* Start *

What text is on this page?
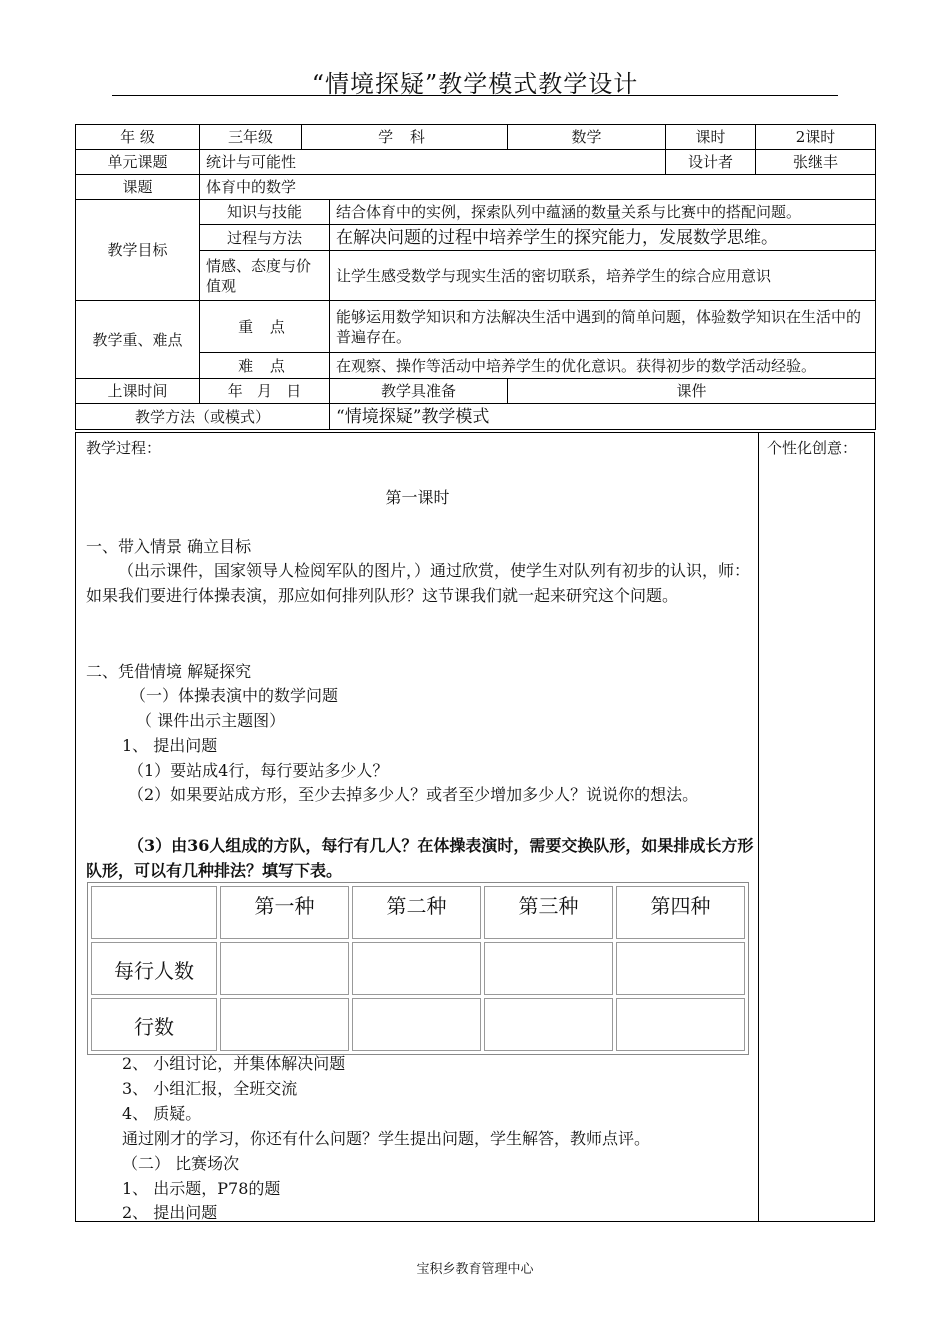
“情境探疑”教学模式教学设计
年 级	三年级	学 科		数学	课时	2课时
单元课题	统计与可能性				设计者	张继丰
课题	体育中的数学					
教学目标	知识与技能		结合体育中的实例，探索队列中蕴涵的数量关系与比赛中的搭配问题。			
	过程与方法		在解决问题的过程中培养学生的探究能力，发展数学思维。			
	情感、态度与价值观		让学生感受数学与现实生活的密切联系，培养学生的综合应用意识			
教学重、难点	重 点		能够运用数学知识和方法解决生活中遇到的简单问题，体验数学知识在生活中的普遍存在。			
	难 点		在观察、操作等活动中培养学生的优化意识。获得初步的数学活动经验。			
上课时间	年   月   日		教学具准备	课件		
教学方法（或模式）			“情境探疑”教学模式			
教学过程：
第一课时
一、带入情景 确立目标
（出示课件，国家领导人检阅军队的图片，）通过欣赏，使学生对队列有初步的认识，师：如果我们要进行体操表演，那应如何排列队形？这节课我们就一起来研究这个问题。
二、凭借情境 解疑探究
（一）体操表演中的数学问题
（ 课件出示主题图）
1、 提出问题
（1）要站成4行，每行要站多少人？
（2）如果要站成方形，至少去掉多少人？或者至少增加多少人？说说你的想法。
（3）由36人组成的方队，每行有几人？在体操表演时，需要交换队形，如果排成长方形队形，可以有几种排法？填写下表。
	第一种	第二种	第三种	第四种
每行人数				
行数				
2、 小组讨论，并集体解决问题
3、 小组汇报，全班交流
4、 质疑。
通过刚才的学习，你还有什么问题？学生提出问题，学生解答，教师点评。
（二） 比赛场次
1、 出示题，P78的题
2、 提出问题
个性化创意：
宝积乡教育管理中心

* End *

EXERCISE GOAL → Quote the records in their entirety, keeping the wording exact and excluding pictures.

EXERCISE OUTPUT →
What text is on this page?
“情境探疑”教学模式教学设计
年 级	三年级	学 科		数学	课时	2课时
单元课题	统计与可能性				设计者	张继丰
课题	体育中的数学					
教学目标	知识与技能		结合体育中的实例，探索队列中蕴涵的数量关系与比赛中的搭配问题。			
	过程与方法		在解决问题的过程中培养学生的探究能力，发展数学思维。			
	情感、态度与价值观		让学生感受数学与现实生活的密切联系，培养学生的综合应用意识			
教学重、难点	重 点		能够运用数学知识和方法解决生活中遇到的简单问题，体验数学知识在生活中的普遍存在。			
	难 点		在观察、操作等活动中培养学生的优化意识。获得初步的数学活动经验。			
上课时间	年   月   日		教学具准备	课件		
教学方法（或模式）			“情境探疑”教学模式			
教学过程：
第一课时
一、带入情景 确立目标
（出示课件，国家领导人检阅军队的图片，）通过欣赏，使学生对队列有初步的认识，师：如果我们要进行体操表演，那应如何排列队形？这节课我们就一起来研究这个问题。
二、凭借情境 解疑探究
（一）体操表演中的数学问题
（ 课件出示主题图）
1、 提出问题
（1）要站成4行，每行要站多少人？
（2）如果要站成方形，至少去掉多少人？或者至少增加多少人？说说你的想法。
（3）由36人组成的方队，每行有几人？在体操表演时，需要交换队形，如果排成长方形队形，可以有几种排法？填写下表。
	第一种	第二种	第三种	第四种
每行人数				
行数				
2、 小组讨论，并集体解决问题
3、 小组汇报，全班交流
4、 质疑。
通过刚才的学习，你还有什么问题？学生提出问题，学生解答，教师点评。
（二） 比赛场次
1、 出示题，P78的题
2、 提出问题
个性化创意：
宝积乡教育管理中心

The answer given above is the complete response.